| Aim of the task |
Reproduce each line of the listing exactly.

| Supplied records |

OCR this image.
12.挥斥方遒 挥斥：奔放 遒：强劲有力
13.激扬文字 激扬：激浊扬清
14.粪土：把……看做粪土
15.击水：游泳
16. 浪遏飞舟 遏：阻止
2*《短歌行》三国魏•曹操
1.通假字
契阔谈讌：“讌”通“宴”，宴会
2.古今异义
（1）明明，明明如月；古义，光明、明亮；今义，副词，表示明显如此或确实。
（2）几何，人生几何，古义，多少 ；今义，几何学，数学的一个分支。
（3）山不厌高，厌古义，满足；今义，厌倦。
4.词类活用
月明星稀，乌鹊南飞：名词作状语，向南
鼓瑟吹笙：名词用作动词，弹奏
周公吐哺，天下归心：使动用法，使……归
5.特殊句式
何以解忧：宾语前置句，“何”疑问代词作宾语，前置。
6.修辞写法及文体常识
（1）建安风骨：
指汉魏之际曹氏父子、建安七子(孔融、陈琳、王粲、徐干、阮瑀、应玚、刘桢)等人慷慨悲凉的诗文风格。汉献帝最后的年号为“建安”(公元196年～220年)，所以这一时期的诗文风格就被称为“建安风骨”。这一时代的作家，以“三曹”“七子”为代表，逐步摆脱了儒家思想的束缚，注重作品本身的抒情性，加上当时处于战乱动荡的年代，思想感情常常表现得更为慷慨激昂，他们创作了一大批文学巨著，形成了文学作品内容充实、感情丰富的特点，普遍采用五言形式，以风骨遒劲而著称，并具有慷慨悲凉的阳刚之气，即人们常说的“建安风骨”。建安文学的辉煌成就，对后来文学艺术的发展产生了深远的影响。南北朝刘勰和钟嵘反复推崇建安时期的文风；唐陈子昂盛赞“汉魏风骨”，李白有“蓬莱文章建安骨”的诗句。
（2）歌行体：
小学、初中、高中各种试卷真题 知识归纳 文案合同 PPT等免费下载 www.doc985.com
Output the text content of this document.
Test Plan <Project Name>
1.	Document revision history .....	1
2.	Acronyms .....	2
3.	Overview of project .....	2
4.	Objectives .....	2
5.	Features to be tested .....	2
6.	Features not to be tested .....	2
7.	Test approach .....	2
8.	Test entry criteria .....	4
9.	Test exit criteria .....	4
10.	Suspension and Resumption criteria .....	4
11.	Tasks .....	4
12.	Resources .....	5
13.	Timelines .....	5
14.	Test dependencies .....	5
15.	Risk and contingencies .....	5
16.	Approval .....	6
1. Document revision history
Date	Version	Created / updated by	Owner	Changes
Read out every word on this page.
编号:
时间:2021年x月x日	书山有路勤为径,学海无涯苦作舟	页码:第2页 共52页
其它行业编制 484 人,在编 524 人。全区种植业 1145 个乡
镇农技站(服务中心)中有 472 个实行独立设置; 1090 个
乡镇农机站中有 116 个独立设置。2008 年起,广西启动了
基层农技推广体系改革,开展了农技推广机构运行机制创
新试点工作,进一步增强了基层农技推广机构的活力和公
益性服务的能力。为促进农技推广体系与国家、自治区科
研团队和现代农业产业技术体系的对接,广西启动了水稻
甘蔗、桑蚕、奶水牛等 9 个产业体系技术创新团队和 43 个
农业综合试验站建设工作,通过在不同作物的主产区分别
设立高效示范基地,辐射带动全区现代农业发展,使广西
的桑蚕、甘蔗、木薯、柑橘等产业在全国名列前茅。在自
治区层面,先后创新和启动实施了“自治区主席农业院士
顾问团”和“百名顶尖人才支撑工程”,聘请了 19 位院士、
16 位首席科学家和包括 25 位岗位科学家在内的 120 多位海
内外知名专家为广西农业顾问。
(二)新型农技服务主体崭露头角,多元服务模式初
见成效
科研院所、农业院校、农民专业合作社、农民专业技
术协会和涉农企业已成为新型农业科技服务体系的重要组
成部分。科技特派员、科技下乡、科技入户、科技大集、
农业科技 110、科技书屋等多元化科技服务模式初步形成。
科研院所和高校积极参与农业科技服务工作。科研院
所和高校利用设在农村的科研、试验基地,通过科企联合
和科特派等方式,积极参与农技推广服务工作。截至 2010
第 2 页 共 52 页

| Task result |
OCR this image.
12.挥斥方遒 挥斥：奔放 遒：强劲有力
13.激扬文字 激扬：激浊扬清
14.粪土：把……看做粪土
15.击水：游泳
16. 浪遏飞舟 遏：阻止
2*《短歌行》三国魏•曹操
1.通假字
契阔谈讌：“讌”通“宴”，宴会
2.古今异义
（1）明明，明明如月；古义，光明、明亮；今义，副词，表示明显如此或确实。
（2）几何，人生几何，古义，多少 ；今义，几何学，数学的一个分支。
（3）山不厌高，厌古义，满足；今义，厌倦。
4.词类活用
月明星稀，乌鹊南飞：名词作状语，向南
鼓瑟吹笙：名词用作动词，弹奏
周公吐哺，天下归心：使动用法，使……归
5.特殊句式
何以解忧：宾语前置句，“何”疑问代词作宾语，前置。
6.修辞写法及文体常识
（1）建安风骨：
指汉魏之际曹氏父子、建安七子(孔融、陈琳、王粲、徐干、阮瑀、应玚、刘桢)等人慷慨悲凉的诗文风格。汉献帝最后的年号为“建安”(公元196年～220年)，所以这一时期的诗文风格就被称为“建安风骨”。这一时代的作家，以“三曹”“七子”为代表，逐步摆脱了儒家思想的束缚，注重作品本身的抒情性，加上当时处于战乱动荡的年代，思想感情常常表现得更为慷慨激昂，他们创作了一大批文学巨著，形成了文学作品内容充实、感情丰富的特点，普遍采用五言形式，以风骨遒劲而著称，并具有慷慨悲凉的阳刚之气，即人们常说的“建安风骨”。建安文学的辉煌成就，对后来文学艺术的发展产生了深远的影响。南北朝刘勰和钟嵘反复推崇建安时期的文风；唐陈子昂盛赞“汉魏风骨”，李白有“蓬莱文章建安骨”的诗句。
（2）歌行体：
小学、初中、高中各种试卷真题 知识归纳 文案合同 PPT等免费下载 www.doc985.com
Output the text content of this document.
Test Plan <Project Name>
1.	Document revision history .....	1
2.	Acronyms .....	2
3.	Overview of project .....	2
4.	Objectives .....	2
5.	Features to be tested .....	2
6.	Features not to be tested .....	2
7.	Test approach .....	2
8.	Test entry criteria .....	4
9.	Test exit criteria .....	4
10.	Suspension and Resumption criteria .....	4
11.	Tasks .....	4
12.	Resources .....	5
13.	Timelines .....	5
14.	Test dependencies .....	5
15.	Risk and contingencies .....	5
16.	Approval .....	6
1. Document revision history
Date	Version	Created / updated by	Owner	Changes
Read out every word on this page.
编号:
时间:2021年x月x日	书山有路勤为径,学海无涯苦作舟	页码:第2页 共52页
其它行业编制 484 人,在编 524 人。全区种植业 1145 个乡
镇农技站(服务中心)中有 472 个实行独立设置; 1090 个
乡镇农机站中有 116 个独立设置。2008 年起,广西启动了
基层农技推广体系改革,开展了农技推广机构运行机制创
新试点工作,进一步增强了基层农技推广机构的活力和公
益性服务的能力。为促进农技推广体系与国家、自治区科
研团队和现代农业产业技术体系的对接,广西启动了水稻
甘蔗、桑蚕、奶水牛等 9 个产业体系技术创新团队和 43 个
农业综合试验站建设工作,通过在不同作物的主产区分别
设立高效示范基地,辐射带动全区现代农业发展,使广西
的桑蚕、甘蔗、木薯、柑橘等产业在全国名列前茅。在自
治区层面,先后创新和启动实施了“自治区主席农业院士
顾问团”和“百名顶尖人才支撑工程”,聘请了 19 位院士、
16 位首席科学家和包括 25 位岗位科学家在内的 120 多位海
内外知名专家为广西农业顾问。
(二)新型农技服务主体崭露头角,多元服务模式初
见成效
科研院所、农业院校、农民专业合作社、农民专业技
术协会和涉农企业已成为新型农业科技服务体系的重要组
成部分。科技特派员、科技下乡、科技入户、科技大集、
农业科技 110、科技书屋等多元化科技服务模式初步形成。
科研院所和高校积极参与农业科技服务工作。科研院
所和高校利用设在农村的科研、试验基地,通过科企联合
和科特派等方式,积极参与农技推广服务工作。截至 2010
第 2 页 共 52 页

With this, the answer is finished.